══ Supplied passage ══

Sorry about the delayed response -- I noticed another thing about the current check_occu behavior. I am sorry I cannot offer more help reviewing the algorithm right now.

Maybe the behavior should be changed such that if not check_occu, any occupancy would be allowed with a warning message. What do you think? Feel free to comment on #3819.

I think that's what I thought the argument should do based on the API documentation description. When not check_occu, all atom sites, regardless of occup_tolerance, will be returned.

I want to note the following behavior when I use check_occu = False though:

b = parser.parse_structures(check_occu = False)[0]
# from pymatgen.analysis.structure_analyzer import get_neighbors
for site in b:
    neighbors = b.get_neighbors(site, 0.1)  # 0.5 Å as an example threshold for overlap
    if neighbors:
        print(f"Overlap suspected near {site.label} at {site.frac_coords}:\n{neighbors}")

Returned atoms do not have labels:

Overlap suspected near C at [0.1191 0.5596 0.5713]:
[PeriodicNeighbor: C (-5.305, 16.0, 13.02) [0.1191, 0.5595, 0.5713]]
Overlap suspected near C at [0.4404 0.5595 0.5713]:
[PeriodicNeighbor: C (5.306, 16.0, 13.02) [0.4405, 0.5596, 0.5713]]
Overlap suspected near C at [0.4405 0.8809 0.5713]:
[PeriodicNeighbor: C (-0.001651, 25.19, 13.02) [0.4404, 0.8809, 0.5713]]
Overlap suspected near C at [0.4404 0.8809 0.5713]:
[PeriodicNeighbor: C (0.001651, 25.19, 13.02) [0.4405, 0.8809, 0.5713]]
Overlap suspected near C at [0.4405 0.5596 0.5713]:
[PeriodicNeighbor: C (5.305, 16.0, 13.02) [0.4404, 0.5595, 0.5713]]
Overlap suspected near C at [0.1191 0.5595 0.5713]:
[PeriodicNeighbor: C (-5.306, 16.0, 13.02) [0.1191, 0.5596, 0.5713]]

@DanielYang59
Copy link
Contributor

Hi thanks for following up. I have updated the behavior and docstring in #3819.

═══
══ Recorded data ══

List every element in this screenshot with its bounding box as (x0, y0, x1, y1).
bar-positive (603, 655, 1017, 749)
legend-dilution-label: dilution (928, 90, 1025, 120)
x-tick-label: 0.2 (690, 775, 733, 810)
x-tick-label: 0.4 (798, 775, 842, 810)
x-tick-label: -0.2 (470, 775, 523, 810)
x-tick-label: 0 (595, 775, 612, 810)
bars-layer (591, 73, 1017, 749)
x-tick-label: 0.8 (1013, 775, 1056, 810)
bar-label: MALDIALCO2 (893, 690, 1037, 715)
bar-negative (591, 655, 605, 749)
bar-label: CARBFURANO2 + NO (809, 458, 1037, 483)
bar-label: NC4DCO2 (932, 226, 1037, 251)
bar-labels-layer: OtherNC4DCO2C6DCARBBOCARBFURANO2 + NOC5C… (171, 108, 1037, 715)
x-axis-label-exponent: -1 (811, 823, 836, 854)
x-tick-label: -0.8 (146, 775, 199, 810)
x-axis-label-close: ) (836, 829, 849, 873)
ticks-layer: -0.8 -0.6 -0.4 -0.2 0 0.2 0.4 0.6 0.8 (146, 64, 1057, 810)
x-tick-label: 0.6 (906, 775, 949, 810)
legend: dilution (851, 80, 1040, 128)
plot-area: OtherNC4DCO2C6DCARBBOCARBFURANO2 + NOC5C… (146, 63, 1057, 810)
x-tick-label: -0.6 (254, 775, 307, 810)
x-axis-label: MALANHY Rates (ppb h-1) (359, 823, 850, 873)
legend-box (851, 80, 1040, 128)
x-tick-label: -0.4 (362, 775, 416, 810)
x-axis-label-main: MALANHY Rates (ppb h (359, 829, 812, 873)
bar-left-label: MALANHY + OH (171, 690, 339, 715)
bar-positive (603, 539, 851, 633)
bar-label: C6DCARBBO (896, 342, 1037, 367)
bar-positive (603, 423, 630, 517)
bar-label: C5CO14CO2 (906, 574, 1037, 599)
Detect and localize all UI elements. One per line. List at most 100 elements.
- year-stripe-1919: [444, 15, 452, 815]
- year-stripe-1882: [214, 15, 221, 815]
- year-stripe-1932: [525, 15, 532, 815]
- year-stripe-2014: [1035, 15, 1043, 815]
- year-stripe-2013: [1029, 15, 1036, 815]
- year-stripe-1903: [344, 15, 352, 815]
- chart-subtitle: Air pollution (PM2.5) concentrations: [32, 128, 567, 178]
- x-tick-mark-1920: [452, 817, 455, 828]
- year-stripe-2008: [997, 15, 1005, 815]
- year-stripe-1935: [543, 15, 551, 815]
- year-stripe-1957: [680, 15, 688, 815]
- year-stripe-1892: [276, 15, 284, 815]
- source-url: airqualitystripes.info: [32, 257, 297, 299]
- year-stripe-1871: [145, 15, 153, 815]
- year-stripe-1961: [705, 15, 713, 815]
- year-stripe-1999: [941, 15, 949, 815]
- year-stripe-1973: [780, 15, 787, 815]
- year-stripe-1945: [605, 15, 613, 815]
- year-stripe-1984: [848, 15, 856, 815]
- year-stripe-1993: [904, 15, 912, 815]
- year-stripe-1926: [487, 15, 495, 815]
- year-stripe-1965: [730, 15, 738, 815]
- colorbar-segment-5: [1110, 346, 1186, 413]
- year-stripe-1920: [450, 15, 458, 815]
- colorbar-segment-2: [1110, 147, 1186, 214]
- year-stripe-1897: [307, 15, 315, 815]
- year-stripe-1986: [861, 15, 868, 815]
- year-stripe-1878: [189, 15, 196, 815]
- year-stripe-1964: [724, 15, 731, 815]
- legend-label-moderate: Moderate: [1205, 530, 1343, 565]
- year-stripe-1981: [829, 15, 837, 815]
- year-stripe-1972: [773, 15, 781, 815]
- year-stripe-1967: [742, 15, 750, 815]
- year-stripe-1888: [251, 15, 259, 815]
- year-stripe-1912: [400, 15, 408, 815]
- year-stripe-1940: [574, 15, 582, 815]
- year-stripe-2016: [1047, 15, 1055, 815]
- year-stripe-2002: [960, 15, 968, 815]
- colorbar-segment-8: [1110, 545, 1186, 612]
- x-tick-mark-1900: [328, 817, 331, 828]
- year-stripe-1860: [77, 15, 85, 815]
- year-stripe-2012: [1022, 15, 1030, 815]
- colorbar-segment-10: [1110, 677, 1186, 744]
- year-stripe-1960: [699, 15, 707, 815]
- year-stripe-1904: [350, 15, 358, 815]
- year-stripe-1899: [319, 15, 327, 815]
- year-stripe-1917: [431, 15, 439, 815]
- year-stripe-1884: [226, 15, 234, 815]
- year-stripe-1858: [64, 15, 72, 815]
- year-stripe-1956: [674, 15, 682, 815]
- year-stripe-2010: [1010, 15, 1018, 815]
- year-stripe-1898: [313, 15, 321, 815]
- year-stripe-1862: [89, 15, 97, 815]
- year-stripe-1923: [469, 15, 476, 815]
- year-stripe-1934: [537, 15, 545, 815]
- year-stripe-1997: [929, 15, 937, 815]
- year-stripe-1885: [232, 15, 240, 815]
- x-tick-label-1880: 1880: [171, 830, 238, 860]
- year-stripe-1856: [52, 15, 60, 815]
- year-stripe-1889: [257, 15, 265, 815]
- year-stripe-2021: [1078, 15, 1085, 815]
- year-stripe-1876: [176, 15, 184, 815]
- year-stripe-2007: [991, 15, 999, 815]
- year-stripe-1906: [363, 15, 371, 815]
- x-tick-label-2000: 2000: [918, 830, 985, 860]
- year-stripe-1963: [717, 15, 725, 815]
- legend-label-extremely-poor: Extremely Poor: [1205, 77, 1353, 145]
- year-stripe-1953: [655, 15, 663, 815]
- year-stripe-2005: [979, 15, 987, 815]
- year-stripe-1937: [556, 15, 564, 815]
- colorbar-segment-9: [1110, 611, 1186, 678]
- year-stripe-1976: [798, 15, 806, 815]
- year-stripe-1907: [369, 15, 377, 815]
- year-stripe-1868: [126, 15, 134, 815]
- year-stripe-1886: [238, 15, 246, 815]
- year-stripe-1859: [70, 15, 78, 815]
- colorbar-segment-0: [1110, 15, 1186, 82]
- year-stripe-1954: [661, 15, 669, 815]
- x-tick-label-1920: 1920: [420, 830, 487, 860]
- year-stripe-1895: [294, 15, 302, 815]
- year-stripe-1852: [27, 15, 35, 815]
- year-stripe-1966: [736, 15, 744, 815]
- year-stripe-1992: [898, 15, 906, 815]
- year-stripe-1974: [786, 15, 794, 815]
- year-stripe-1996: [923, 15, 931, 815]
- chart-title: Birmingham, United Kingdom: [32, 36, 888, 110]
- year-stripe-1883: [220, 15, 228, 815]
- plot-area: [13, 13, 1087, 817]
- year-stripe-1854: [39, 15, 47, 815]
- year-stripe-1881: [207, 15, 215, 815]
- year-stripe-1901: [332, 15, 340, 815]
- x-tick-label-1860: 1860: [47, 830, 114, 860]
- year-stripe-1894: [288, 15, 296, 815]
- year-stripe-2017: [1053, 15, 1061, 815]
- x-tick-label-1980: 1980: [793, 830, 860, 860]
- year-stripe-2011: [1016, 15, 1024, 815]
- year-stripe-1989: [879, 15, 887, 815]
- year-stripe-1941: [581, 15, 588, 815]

═══

» Required tasks
#1 Answer these questions using the check_occu thread.
(a) Which pull request number is mentioned for the updated behavior and docstring?
(b) According to the API documentation description, what is returned when not check_occu?
(c) What does the thread say about the returned atoms when check_occu = False is used?
#2 Update the rows from the first row through the line that contains "x-tick-label: 0 (595, 775, 612, 810)" by replacing "x-tick-label" with "x-axis-tick" and leaving everything else unchanged. Give back only those rows.

» Task responses
#1
(a) #3819
(b) All atom sites, regardless of occup_tolerance.
(c) They do not have labels.

#2
List every element in this screenshot with its bounding box as (x0, y0, x1, y1).
bar-positive (603, 655, 1017, 749)
legend-dilution-label: dilution (928, 90, 1025, 120)
x-axis-tick: 0.2 (690, 775, 733, 810)
x-axis-tick: 0.4 (798, 775, 842, 810)
x-axis-tick: -0.2 (470, 775, 523, 810)
x-axis-tick: 0 (595, 775, 612, 810)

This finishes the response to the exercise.